- Task to carry out:
Take the entries below and reproduce them word for word.

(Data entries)
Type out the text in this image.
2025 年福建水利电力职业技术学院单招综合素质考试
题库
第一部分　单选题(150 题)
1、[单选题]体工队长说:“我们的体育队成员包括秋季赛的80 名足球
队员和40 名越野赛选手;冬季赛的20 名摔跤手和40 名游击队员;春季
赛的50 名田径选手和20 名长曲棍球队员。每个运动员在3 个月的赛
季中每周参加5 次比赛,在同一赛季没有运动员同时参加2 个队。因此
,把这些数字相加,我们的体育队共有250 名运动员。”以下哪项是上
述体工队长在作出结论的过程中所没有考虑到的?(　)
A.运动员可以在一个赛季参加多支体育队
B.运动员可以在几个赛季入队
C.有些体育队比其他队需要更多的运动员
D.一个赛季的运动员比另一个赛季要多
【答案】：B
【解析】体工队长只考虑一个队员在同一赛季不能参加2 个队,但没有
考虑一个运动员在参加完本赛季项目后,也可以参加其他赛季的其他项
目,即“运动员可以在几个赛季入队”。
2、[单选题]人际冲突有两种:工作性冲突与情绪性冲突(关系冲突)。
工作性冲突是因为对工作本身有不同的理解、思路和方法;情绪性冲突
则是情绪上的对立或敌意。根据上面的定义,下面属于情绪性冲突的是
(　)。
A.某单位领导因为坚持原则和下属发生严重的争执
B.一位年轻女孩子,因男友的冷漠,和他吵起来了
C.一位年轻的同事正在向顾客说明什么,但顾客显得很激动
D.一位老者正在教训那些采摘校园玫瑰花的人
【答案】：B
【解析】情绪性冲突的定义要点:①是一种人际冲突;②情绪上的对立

- Written response:
Type out the text in this image.
2025 年福建水利电力职业技术学院单招综合素质考试
题库
第一部分　单选题(150 题)
1、[单选题]体工队长说:“我们的体育队成员包括秋季赛的80 名足球
队员和40 名越野赛选手;冬季赛的20 名摔跤手和40 名游击队员;春季
赛的50 名田径选手和20 名长曲棍球队员。每个运动员在3 个月的赛
季中每周参加5 次比赛,在同一赛季没有运动员同时参加2 个队。因此
,把这些数字相加,我们的体育队共有250 名运动员。”以下哪项是上
述体工队长在作出结论的过程中所没有考虑到的?(　)
A.运动员可以在一个赛季参加多支体育队
B.运动员可以在几个赛季入队
C.有些体育队比其他队需要更多的运动员
D.一个赛季的运动员比另一个赛季要多
【答案】：B
【解析】体工队长只考虑一个队员在同一赛季不能参加2 个队,但没有
考虑一个运动员在参加完本赛季项目后,也可以参加其他赛季的其他项
目,即“运动员可以在几个赛季入队”。
2、[单选题]人际冲突有两种:工作性冲突与情绪性冲突(关系冲突)。
工作性冲突是因为对工作本身有不同的理解、思路和方法;情绪性冲突
则是情绪上的对立或敌意。根据上面的定义,下面属于情绪性冲突的是
(　)。
A.某单位领导因为坚持原则和下属发生严重的争执
B.一位年轻女孩子,因男友的冷漠,和他吵起来了
C.一位年轻的同事正在向顾客说明什么,但顾客显得很激动
D.一位老者正在教训那些采摘校园玫瑰花的人
【答案】：B
【解析】情绪性冲突的定义要点:①是一种人际冲突;②情绪上的对立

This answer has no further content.